# Work instructions
Output solely the number of lines containing the string "جعدة".

☆ ☆ ☆ ☆ ☆

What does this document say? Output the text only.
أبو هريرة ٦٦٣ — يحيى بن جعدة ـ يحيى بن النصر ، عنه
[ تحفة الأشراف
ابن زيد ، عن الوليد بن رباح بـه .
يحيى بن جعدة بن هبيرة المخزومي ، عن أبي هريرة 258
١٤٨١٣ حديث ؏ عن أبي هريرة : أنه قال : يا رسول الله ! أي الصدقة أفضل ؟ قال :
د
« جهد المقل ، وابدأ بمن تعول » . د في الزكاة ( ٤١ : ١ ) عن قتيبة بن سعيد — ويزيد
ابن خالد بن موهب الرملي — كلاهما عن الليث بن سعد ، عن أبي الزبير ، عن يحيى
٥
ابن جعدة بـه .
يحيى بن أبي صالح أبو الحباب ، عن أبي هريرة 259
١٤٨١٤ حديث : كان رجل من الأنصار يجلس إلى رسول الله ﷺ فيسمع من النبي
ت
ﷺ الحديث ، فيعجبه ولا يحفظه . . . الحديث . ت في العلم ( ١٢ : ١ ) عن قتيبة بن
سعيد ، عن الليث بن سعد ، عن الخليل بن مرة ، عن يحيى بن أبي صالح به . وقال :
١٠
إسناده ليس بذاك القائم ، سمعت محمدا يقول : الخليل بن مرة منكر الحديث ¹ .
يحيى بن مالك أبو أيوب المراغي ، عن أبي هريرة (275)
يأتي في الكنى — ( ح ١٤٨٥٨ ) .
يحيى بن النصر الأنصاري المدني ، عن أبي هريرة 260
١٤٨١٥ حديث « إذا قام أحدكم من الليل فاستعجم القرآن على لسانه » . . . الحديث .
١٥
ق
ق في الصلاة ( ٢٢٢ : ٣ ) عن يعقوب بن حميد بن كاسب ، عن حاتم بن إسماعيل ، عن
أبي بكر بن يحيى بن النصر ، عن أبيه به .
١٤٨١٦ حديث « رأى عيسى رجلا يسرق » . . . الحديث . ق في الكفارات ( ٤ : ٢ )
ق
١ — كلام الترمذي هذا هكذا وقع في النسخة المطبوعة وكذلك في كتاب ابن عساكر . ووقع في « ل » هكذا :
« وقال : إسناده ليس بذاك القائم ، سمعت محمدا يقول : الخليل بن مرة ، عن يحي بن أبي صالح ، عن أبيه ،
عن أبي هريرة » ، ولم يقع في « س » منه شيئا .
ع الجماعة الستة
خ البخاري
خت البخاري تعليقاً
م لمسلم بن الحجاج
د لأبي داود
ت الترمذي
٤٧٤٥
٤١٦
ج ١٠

☆ ☆ ☆ ☆ ☆

# Finished task
3